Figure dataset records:
───

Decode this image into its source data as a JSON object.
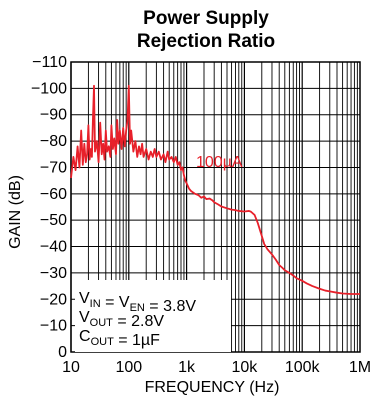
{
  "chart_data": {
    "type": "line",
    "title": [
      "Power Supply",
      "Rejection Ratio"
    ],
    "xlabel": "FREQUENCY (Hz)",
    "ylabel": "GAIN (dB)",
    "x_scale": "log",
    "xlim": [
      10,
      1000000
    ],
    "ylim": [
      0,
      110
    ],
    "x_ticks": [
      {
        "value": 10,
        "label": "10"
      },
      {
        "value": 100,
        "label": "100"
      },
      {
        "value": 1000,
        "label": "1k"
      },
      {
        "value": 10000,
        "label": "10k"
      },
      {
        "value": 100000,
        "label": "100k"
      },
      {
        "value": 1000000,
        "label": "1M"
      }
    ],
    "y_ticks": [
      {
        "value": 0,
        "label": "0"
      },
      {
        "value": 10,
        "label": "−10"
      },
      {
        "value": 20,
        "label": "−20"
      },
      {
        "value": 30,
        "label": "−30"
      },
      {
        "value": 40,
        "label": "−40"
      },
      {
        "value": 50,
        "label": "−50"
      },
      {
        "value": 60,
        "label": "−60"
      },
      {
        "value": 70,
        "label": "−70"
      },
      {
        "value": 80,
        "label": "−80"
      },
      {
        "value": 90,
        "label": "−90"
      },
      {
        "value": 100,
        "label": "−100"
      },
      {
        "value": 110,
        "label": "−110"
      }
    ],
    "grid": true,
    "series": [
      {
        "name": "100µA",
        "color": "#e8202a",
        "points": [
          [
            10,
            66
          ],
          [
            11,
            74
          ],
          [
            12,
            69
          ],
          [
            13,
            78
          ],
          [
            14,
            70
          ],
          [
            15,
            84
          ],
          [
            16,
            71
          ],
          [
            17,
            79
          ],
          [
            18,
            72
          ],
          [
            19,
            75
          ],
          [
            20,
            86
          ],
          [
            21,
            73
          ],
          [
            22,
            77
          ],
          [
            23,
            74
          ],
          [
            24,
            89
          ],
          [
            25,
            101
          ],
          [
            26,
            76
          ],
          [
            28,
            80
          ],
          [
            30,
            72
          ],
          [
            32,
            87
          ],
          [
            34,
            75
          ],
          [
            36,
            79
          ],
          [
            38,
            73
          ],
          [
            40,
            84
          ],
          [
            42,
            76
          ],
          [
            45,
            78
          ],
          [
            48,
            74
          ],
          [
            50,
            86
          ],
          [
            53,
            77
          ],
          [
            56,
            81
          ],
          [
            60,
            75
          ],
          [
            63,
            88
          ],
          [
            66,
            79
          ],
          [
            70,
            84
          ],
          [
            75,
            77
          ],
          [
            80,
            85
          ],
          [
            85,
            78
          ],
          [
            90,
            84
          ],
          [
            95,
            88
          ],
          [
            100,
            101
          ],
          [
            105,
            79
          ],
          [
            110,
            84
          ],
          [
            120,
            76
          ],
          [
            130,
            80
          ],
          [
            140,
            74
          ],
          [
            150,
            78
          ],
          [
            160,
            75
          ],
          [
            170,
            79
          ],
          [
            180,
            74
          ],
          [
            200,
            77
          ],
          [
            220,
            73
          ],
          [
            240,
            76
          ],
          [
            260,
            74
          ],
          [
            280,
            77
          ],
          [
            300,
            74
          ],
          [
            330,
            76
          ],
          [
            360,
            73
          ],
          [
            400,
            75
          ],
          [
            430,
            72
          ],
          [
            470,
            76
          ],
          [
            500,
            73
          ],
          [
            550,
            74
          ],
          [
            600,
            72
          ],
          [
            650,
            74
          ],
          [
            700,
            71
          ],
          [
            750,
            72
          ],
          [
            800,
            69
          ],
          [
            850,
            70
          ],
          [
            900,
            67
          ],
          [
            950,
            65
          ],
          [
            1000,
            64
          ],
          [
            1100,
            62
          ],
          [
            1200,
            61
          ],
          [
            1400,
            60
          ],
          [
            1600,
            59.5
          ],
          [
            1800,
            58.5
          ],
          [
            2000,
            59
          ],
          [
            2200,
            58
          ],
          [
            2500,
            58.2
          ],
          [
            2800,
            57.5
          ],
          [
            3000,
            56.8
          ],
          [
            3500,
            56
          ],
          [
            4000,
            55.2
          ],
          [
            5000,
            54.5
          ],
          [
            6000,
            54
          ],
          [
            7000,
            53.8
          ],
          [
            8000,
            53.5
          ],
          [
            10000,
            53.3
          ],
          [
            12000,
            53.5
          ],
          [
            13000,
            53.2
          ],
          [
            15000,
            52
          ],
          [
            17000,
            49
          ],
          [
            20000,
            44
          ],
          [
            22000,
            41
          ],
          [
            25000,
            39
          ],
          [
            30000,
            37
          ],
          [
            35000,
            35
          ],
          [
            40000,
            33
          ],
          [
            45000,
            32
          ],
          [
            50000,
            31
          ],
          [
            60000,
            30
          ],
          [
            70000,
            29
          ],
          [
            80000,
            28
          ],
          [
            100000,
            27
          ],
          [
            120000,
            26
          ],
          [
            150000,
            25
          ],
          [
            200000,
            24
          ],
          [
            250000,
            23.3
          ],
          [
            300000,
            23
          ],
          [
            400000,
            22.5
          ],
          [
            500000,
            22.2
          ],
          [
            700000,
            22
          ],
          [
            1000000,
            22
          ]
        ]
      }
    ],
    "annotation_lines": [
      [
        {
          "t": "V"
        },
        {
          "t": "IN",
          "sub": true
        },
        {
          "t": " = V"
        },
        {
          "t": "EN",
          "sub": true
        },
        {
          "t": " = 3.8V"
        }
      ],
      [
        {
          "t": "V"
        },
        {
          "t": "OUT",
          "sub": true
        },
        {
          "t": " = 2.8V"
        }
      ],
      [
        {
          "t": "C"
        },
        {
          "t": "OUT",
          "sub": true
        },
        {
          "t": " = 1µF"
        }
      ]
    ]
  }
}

───

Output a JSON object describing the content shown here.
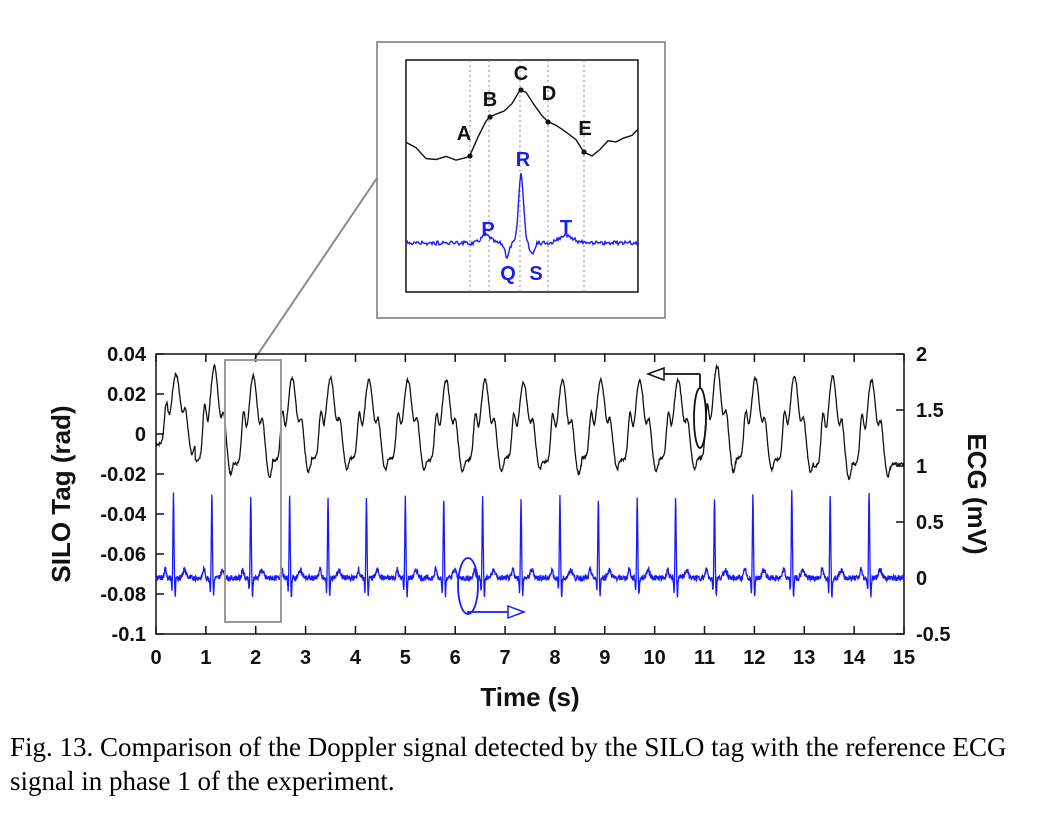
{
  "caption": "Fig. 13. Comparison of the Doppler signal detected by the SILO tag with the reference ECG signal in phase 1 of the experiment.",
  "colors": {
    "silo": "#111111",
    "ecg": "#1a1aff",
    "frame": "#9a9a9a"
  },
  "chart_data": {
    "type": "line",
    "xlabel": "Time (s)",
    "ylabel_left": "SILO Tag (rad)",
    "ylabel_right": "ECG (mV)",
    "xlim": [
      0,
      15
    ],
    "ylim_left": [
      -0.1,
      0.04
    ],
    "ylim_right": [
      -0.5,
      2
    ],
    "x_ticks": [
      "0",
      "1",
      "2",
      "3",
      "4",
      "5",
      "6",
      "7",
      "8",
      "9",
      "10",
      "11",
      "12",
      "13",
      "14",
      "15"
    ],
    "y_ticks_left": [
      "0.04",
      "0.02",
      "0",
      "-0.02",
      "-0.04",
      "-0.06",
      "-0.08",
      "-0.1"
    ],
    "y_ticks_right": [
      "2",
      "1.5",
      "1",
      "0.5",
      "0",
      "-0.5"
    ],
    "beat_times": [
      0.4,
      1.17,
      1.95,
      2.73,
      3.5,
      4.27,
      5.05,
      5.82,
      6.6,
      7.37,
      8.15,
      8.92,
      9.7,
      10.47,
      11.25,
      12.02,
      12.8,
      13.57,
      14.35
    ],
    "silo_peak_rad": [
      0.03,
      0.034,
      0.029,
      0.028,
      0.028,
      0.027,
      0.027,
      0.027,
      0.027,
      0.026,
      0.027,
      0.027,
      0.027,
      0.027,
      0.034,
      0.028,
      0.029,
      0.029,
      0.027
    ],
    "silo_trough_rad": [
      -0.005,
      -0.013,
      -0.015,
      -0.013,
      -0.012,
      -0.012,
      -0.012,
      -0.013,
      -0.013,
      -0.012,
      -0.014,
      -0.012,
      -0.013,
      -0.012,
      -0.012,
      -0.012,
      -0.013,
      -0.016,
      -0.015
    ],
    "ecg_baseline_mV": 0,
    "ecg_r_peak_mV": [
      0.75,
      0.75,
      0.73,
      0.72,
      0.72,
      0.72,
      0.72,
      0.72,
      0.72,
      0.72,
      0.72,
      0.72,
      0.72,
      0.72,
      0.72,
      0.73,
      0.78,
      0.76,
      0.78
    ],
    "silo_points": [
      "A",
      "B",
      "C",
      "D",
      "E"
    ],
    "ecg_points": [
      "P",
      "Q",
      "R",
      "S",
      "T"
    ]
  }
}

───

# [Task requirements]
Return only those lines of the records that contain the string "JSON".

# [Right answer]
Decode this image into its source data as a JSON object.
Output a JSON object describing the content shown here.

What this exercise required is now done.